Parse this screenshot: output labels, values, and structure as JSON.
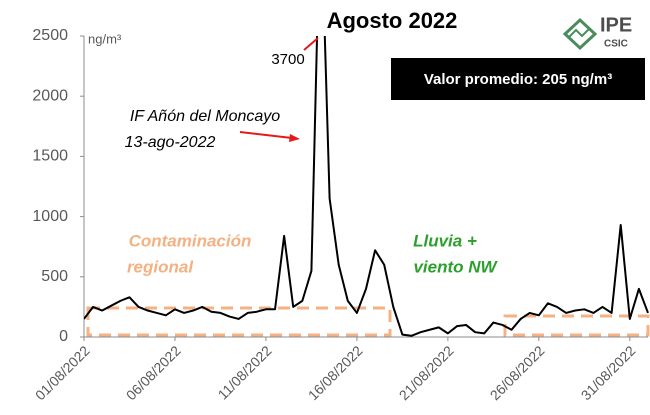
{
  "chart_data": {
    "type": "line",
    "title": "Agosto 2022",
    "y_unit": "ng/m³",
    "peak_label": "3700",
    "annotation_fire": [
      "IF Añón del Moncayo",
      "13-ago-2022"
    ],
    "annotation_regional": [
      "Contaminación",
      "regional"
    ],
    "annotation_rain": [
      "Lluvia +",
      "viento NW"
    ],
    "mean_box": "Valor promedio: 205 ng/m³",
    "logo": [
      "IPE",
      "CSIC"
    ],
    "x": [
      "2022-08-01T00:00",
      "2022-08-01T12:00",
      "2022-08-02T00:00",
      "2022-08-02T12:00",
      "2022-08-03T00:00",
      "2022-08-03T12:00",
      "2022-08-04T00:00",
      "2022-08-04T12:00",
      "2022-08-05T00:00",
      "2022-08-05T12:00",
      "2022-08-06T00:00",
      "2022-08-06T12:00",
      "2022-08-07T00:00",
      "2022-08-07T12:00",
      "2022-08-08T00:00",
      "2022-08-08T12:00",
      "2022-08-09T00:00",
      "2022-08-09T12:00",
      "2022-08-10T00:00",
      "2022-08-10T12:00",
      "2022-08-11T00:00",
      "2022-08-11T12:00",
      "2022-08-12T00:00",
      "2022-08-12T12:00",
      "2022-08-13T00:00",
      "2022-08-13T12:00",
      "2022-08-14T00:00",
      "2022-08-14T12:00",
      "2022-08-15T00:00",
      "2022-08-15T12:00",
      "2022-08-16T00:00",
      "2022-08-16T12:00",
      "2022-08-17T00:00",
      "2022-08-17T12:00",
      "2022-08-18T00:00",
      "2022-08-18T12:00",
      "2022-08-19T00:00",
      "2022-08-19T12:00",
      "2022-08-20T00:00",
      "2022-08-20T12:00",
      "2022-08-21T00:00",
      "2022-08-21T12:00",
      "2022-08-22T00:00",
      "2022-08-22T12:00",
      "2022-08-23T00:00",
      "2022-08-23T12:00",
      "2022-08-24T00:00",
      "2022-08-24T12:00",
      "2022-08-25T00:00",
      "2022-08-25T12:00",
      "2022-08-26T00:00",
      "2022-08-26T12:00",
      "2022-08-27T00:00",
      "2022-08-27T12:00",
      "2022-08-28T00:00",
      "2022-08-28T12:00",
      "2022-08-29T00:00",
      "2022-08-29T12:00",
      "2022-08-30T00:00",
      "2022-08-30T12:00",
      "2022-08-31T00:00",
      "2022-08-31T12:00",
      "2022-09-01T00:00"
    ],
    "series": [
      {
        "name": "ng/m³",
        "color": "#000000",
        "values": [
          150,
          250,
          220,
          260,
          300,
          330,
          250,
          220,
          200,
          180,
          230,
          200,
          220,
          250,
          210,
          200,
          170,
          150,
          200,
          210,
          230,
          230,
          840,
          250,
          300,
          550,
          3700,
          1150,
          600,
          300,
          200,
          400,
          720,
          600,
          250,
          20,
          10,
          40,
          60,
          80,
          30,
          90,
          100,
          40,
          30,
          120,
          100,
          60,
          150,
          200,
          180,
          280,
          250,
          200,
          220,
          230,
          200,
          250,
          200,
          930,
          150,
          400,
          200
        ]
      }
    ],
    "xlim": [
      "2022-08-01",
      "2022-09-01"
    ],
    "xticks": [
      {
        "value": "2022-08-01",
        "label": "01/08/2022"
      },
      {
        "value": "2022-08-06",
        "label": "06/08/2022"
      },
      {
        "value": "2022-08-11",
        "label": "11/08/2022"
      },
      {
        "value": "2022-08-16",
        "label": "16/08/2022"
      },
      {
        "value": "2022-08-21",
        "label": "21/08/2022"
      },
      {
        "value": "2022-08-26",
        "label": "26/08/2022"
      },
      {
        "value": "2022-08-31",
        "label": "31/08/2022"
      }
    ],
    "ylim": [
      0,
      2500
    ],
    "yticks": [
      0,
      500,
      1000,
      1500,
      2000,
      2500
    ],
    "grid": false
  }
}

§ Given exercise: Copy all lines from the data that hold the word "values".

§ Written answer:
Parse this screenshot: output labels, values, and structure as JSON.
        "values": [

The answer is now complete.